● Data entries
* Start *

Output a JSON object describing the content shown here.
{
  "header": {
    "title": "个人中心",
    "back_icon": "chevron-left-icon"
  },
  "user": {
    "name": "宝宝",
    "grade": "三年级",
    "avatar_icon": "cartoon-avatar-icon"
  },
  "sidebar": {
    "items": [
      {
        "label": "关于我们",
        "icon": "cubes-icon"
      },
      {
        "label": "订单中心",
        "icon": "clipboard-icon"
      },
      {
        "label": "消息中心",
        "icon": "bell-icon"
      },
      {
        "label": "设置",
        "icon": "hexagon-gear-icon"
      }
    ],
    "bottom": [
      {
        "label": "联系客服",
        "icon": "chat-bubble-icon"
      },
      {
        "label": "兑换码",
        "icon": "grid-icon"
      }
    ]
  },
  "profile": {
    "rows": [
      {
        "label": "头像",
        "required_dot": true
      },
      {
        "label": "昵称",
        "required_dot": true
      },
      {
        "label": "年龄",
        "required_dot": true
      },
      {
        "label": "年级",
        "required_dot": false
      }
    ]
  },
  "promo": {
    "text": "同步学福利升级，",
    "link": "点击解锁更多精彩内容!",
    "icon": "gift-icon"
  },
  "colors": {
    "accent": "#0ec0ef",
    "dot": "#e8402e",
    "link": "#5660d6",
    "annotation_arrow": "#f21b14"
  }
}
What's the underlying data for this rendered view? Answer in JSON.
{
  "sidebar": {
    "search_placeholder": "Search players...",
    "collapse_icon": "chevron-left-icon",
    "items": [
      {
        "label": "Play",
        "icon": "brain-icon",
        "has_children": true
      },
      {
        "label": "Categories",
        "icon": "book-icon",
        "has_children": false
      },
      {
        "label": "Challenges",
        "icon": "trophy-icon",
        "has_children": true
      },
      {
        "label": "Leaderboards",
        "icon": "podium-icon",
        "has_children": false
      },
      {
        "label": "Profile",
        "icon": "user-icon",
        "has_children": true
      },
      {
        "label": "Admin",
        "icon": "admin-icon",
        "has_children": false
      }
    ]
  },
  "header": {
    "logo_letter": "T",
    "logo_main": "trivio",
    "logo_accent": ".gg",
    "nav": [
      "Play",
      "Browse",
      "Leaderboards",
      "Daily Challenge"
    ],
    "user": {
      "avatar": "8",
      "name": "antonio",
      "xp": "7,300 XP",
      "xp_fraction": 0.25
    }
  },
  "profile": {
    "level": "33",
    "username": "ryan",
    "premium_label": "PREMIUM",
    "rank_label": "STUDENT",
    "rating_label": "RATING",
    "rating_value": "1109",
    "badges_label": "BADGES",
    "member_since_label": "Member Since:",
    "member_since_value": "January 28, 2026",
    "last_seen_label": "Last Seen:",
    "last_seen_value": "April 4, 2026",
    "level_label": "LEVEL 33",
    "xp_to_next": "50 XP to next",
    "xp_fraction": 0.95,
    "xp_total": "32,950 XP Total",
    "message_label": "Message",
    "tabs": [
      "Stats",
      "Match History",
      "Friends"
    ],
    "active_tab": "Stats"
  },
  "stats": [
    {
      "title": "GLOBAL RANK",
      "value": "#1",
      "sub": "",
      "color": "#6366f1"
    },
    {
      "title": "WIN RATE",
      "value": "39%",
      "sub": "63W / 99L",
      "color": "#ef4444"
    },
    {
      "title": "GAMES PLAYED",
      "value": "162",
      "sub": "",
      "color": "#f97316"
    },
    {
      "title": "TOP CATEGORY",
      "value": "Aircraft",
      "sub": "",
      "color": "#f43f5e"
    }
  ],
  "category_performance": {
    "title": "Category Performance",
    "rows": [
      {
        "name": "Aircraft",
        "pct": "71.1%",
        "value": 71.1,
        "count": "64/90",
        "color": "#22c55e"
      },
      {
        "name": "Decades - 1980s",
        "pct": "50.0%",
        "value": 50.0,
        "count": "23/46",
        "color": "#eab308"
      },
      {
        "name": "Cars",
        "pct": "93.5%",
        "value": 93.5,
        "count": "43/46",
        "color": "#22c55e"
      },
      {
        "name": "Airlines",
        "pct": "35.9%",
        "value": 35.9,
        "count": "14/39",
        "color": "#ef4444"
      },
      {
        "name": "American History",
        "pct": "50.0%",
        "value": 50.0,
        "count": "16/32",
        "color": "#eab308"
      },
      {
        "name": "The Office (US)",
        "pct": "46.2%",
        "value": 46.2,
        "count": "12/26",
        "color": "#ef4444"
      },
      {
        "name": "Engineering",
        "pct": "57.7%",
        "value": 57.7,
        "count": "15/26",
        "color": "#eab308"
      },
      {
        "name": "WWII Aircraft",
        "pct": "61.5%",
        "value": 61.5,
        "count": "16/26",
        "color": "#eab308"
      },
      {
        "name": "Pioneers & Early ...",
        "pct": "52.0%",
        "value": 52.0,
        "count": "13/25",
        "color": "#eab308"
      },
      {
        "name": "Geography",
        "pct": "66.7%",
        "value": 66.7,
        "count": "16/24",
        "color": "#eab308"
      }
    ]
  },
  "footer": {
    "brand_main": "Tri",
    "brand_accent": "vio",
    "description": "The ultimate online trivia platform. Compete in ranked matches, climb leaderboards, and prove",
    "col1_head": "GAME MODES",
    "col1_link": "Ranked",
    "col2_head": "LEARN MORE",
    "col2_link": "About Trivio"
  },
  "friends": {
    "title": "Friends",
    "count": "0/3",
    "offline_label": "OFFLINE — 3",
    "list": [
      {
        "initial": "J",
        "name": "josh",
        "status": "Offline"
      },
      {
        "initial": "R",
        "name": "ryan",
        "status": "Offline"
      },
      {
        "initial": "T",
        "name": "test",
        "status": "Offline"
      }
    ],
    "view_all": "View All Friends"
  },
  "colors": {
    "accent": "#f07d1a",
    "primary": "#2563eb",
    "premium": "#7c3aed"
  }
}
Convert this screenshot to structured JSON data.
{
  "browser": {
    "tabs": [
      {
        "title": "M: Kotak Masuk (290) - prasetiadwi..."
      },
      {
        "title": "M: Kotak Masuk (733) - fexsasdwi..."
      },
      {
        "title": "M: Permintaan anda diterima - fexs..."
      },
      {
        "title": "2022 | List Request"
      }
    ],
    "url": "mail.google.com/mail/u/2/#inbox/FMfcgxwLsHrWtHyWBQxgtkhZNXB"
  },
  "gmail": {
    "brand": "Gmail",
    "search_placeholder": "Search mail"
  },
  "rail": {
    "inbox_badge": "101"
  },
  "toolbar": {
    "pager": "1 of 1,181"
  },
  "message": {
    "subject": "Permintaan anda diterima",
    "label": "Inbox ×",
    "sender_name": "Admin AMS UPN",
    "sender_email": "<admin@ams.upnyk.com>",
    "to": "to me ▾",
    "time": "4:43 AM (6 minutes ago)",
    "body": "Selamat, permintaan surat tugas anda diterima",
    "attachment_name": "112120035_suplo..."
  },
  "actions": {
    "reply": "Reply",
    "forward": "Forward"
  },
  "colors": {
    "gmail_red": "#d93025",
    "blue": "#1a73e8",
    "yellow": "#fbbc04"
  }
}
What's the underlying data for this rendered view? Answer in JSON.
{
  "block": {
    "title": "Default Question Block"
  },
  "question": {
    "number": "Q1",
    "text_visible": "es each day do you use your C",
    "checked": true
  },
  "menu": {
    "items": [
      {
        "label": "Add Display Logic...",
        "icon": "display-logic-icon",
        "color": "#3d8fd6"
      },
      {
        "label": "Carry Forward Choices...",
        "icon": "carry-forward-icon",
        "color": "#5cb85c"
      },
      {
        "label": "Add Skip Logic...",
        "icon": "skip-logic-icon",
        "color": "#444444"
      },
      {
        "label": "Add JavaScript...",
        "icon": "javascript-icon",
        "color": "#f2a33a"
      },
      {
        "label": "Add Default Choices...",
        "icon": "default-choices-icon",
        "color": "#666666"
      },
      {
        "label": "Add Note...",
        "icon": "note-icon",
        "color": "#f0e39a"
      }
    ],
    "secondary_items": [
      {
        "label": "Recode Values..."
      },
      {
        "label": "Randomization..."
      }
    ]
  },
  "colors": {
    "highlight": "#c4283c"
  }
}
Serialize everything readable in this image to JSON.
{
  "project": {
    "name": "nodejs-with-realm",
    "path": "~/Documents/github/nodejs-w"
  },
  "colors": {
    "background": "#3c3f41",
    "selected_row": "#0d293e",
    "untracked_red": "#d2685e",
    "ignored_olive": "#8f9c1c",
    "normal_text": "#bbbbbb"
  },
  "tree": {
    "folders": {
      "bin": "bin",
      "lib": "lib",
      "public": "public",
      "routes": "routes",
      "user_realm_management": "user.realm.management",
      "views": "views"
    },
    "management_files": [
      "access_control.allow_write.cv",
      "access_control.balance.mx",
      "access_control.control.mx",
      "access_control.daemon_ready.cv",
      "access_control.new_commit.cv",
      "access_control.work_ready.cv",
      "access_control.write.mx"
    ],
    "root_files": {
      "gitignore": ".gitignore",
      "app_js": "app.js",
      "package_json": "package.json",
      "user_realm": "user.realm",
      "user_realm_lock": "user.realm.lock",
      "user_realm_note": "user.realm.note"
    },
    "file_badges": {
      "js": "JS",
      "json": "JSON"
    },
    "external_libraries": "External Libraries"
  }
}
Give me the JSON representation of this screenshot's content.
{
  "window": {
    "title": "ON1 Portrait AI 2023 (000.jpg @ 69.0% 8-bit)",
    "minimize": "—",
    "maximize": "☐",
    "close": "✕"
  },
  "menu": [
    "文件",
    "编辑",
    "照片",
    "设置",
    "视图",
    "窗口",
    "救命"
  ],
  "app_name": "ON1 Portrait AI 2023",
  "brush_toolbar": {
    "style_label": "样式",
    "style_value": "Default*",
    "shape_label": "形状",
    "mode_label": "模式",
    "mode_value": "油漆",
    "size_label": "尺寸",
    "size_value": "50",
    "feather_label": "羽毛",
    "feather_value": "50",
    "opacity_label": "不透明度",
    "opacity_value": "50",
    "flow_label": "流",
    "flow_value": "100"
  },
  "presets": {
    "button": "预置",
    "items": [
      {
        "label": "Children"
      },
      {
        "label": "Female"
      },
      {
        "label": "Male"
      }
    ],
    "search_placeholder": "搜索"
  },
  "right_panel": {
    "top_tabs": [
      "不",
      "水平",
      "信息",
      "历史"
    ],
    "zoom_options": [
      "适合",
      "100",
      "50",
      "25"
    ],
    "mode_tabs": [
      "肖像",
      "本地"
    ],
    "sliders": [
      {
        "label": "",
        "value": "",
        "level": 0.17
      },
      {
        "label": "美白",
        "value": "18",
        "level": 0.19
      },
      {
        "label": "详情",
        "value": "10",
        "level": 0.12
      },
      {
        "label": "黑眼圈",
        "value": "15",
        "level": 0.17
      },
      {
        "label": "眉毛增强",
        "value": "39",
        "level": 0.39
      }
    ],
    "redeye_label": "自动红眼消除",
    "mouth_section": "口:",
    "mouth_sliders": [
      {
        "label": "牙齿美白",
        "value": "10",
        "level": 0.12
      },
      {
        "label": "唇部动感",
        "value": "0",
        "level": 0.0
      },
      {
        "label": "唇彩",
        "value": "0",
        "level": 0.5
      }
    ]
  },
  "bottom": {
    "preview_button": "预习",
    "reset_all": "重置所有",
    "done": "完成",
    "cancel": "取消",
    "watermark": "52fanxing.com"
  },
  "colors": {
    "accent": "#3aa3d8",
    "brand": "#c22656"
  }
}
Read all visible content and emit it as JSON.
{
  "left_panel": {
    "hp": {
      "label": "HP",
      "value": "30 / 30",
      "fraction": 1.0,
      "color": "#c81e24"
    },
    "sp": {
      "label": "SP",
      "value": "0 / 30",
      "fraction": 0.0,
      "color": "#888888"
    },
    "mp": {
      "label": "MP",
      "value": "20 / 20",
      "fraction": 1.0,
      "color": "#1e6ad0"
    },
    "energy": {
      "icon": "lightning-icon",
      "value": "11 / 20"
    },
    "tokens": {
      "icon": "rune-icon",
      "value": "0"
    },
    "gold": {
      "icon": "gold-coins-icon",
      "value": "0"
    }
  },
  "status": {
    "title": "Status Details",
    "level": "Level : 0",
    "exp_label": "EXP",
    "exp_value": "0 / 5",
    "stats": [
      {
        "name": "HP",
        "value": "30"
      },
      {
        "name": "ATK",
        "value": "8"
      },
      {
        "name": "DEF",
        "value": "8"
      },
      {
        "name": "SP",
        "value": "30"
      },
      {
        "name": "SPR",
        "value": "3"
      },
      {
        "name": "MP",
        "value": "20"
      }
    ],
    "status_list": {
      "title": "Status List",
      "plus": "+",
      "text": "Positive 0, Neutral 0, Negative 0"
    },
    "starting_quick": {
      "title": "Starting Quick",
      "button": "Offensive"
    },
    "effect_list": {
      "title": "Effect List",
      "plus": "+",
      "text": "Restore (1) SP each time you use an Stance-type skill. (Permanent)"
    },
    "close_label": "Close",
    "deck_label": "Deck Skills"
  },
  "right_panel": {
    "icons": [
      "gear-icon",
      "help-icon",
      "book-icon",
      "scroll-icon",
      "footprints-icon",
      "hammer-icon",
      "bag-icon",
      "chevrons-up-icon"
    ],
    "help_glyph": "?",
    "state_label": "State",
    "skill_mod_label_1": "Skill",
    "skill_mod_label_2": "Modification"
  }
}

* End *

● GOAL
Pick out, from the lines above, every one that contains the string "Masuk".

● RESPONSE TO THE EXERCISE
        "title": "M: Kotak Masuk (290) - prasetiadwi..."
        "title": "M: Kotak Masuk (733) - fexsasdwi..."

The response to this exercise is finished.